── DATA SECTION ──

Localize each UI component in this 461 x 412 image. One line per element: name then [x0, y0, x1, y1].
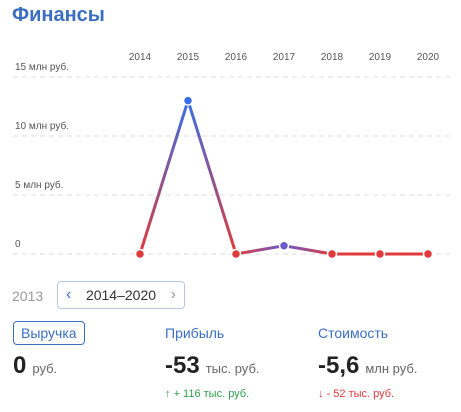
point	[182, 95, 194, 106]
x-tick-label: 2018	[321, 52, 344, 63]
change-text: + 116 тыс. руб.	[173, 388, 250, 400]
chart: 0 5 млн руб. 10 млн руб. 15 млн руб. 2014 201…	[13, 52, 450, 260]
y-tick-label: 0	[15, 239, 21, 250]
line	[138, 99, 428, 256]
metric-value: 0 руб.	[13, 352, 57, 380]
y-tick-label: 15 млн руб.	[15, 61, 69, 73]
point	[374, 248, 386, 260]
arrow-icon: ↓	[318, 388, 327, 400]
unit: тыс. руб.	[205, 361, 260, 376]
x-tick-label: 2015	[177, 52, 200, 63]
value: -53	[165, 352, 200, 379]
x-tick-label: 2020	[417, 52, 440, 63]
next-arrow[interactable]: ›	[170, 286, 176, 303]
metric-label[interactable]: Прибыль	[165, 325, 225, 341]
y-tick-label: 5 млн руб.	[15, 179, 63, 191]
point	[278, 240, 290, 251]
x-tick-label: 2019	[369, 52, 392, 63]
metric-value: -53 тыс. руб.	[165, 352, 260, 380]
unit: млн руб.	[365, 361, 418, 376]
value: 0	[13, 352, 27, 379]
period-selector[interactable]: ‹ 2014–2020 ›	[57, 281, 185, 309]
metric-label[interactable]: Стоимость	[318, 325, 389, 341]
value: -5,6	[318, 352, 360, 379]
point	[422, 248, 434, 260]
unit: руб.	[32, 361, 58, 376]
arrow-icon: ↑	[165, 388, 174, 400]
period-range: 2014–2020	[85, 287, 157, 303]
prev-period[interactable]: 2013	[12, 288, 44, 304]
metric-change: ↓ - 52 тыс. руб.	[318, 388, 394, 400]
metric-label[interactable]: Выручка	[13, 321, 85, 345]
point	[326, 248, 338, 260]
x-tick-label: 2016	[225, 52, 248, 63]
title: Финансы	[12, 4, 105, 26]
x-tick-label: 2017	[273, 52, 296, 63]
point	[134, 248, 146, 260]
change-text: - 52 тыс. руб.	[326, 388, 395, 400]
metric-change: ↑ + 116 тыс. руб.	[165, 388, 249, 400]
x-tick-label: 2014	[129, 52, 152, 63]
prev-arrow[interactable]: ‹	[66, 286, 72, 303]
y-tick-label: 10 млн руб.	[15, 120, 69, 132]
metric-value: -5,6 млн руб.	[318, 352, 417, 380]
point	[230, 248, 242, 260]
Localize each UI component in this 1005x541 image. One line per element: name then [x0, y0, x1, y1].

───

● GOAL OF THE EXERCISE:
Rename every "x-tick-label" in the records to "x-axis-label" and write the records out again with nothing else changed. Leave the pictures out.

● COMPLETED EXERCISE:
Localize each UI component in this 461 x 412 image. One line per element: name then [x0, y0, x1, y1].
point	[182, 95, 194, 106]
x-axis-label: 2018	[321, 52, 344, 63]
change-text: + 116 тыс. руб.	[173, 388, 250, 400]
chart: 0 5 млн руб. 10 млн руб. 15 млн руб. 2014 201…	[13, 52, 450, 260]
y-tick-label: 0	[15, 239, 21, 250]
line	[138, 99, 428, 256]
metric-value: 0 руб.	[13, 352, 57, 380]
y-tick-label: 15 млн руб.	[15, 61, 69, 73]
point	[374, 248, 386, 260]
arrow-icon: ↓	[318, 388, 327, 400]
unit: тыс. руб.	[205, 361, 260, 376]
x-axis-label: 2015	[177, 52, 200, 63]
value: -53	[165, 352, 200, 379]
x-axis-label: 2020	[417, 52, 440, 63]
next-arrow[interactable]: ›	[170, 286, 176, 303]
metric-label[interactable]: Прибыль	[165, 325, 225, 341]
y-tick-label: 5 млн руб.	[15, 179, 63, 191]
point	[278, 240, 290, 251]
x-axis-label: 2019	[369, 52, 392, 63]
metric-value: -53 тыс. руб.	[165, 352, 260, 380]
unit: млн руб.	[365, 361, 418, 376]
value: 0	[13, 352, 27, 379]
period-selector[interactable]: ‹ 2014–2020 ›	[57, 281, 185, 309]
metric-label[interactable]: Стоимость	[318, 325, 389, 341]
value: -5,6	[318, 352, 360, 379]
point	[422, 248, 434, 260]
unit: руб.	[32, 361, 58, 376]
arrow-icon: ↑	[165, 388, 174, 400]
period-range: 2014–2020	[85, 287, 157, 303]
prev-period[interactable]: 2013	[12, 288, 44, 304]
metric-change: ↓ - 52 тыс. руб.	[318, 388, 394, 400]
metric-label[interactable]: Выручка	[13, 321, 85, 345]
point	[326, 248, 338, 260]
x-axis-label: 2016	[225, 52, 248, 63]
title: Финансы	[12, 4, 105, 26]
x-axis-label: 2017	[273, 52, 296, 63]
point	[134, 248, 146, 260]
change-text: - 52 тыс. руб.	[326, 388, 395, 400]
metric-change: ↑ + 116 тыс. руб.	[165, 388, 249, 400]
x-axis-label: 2014	[129, 52, 152, 63]
prev-arrow[interactable]: ‹	[66, 286, 72, 303]
y-tick-label: 10 млн руб.	[15, 120, 69, 132]
metric-value: -5,6 млн руб.	[318, 352, 417, 380]
point	[230, 248, 242, 260]
Localize each UI component in this 1005x541 image. One line per element: name then [x0, y0, x1, y1].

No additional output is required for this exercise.